**Aim:** Print out every line, exactly as written.

**Data shown:**
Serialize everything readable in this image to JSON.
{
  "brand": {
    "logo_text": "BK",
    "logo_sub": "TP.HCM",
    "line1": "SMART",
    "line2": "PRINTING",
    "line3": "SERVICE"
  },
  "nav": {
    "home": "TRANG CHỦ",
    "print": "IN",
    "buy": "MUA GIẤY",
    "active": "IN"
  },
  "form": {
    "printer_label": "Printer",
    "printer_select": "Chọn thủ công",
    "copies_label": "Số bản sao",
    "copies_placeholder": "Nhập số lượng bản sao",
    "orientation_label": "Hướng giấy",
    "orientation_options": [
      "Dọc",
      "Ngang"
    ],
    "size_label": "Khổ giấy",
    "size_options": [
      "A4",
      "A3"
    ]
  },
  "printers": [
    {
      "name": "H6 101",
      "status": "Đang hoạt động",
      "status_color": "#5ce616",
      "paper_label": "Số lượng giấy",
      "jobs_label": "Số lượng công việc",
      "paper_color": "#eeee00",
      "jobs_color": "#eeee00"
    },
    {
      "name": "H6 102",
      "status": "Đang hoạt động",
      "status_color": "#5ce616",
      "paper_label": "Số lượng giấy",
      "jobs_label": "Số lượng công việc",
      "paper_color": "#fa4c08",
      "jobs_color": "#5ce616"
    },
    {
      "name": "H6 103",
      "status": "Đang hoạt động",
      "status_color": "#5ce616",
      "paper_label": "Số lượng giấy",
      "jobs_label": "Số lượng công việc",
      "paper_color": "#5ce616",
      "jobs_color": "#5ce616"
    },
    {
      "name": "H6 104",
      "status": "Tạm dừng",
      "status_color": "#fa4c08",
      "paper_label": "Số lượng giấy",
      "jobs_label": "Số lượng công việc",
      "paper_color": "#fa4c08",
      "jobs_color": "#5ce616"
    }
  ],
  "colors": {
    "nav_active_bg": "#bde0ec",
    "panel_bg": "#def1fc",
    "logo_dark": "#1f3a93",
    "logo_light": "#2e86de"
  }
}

**Solution:**
Serialize everything readable in this image to JSON.
{
  "brand": {
    "logo_text": "BK",
    "logo_sub": "TP.HCM",
    "line1": "SMART",
    "line2": "PRINTING",
    "line3": "SERVICE"
  },
  "nav": {
    "home": "TRANG CHỦ",
    "print": "IN",
    "buy": "MUA GIẤY",
    "active": "IN"
  },
  "form": {
    "printer_label": "Printer",
    "printer_select": "Chọn thủ công",
    "copies_label": "Số bản sao",
    "copies_placeholder": "Nhập số lượng bản sao",
    "orientation_label": "Hướng giấy",
    "orientation_options": [
      "Dọc",
      "Ngang"
    ],
    "size_label": "Khổ giấy",
    "size_options": [
      "A4",
      "A3"
    ]
  },
  "printers": [
    {
      "name": "H6 101",
      "status": "Đang hoạt động",
      "status_color": "#5ce616",
      "paper_label": "Số lượng giấy",
      "jobs_label": "Số lượng công việc",
      "paper_color": "#eeee00",
      "jobs_color": "#eeee00"
    },
    {
      "name": "H6 102",
      "status": "Đang hoạt động",
      "status_color": "#5ce616",
      "paper_label": "Số lượng giấy",
      "jobs_label": "Số lượng công việc",
      "paper_color": "#fa4c08",
      "jobs_color": "#5ce616"
    },
    {
      "name": "H6 103",
      "status": "Đang hoạt động",
      "status_color": "#5ce616",
      "paper_label": "Số lượng giấy",
      "jobs_label": "Số lượng công việc",
      "paper_color": "#5ce616",
      "jobs_color": "#5ce616"
    },
    {
      "name": "H6 104",
      "status": "Tạm dừng",
      "status_color": "#fa4c08",
      "paper_label": "Số lượng giấy",
      "jobs_label": "Số lượng công việc",
      "paper_color": "#fa4c08",
      "jobs_color": "#5ce616"
    }
  ],
  "colors": {
    "nav_active_bg": "#bde0ec",
    "panel_bg": "#def1fc",
    "logo_dark": "#1f3a93",
    "logo_light": "#2e86de"
  }
}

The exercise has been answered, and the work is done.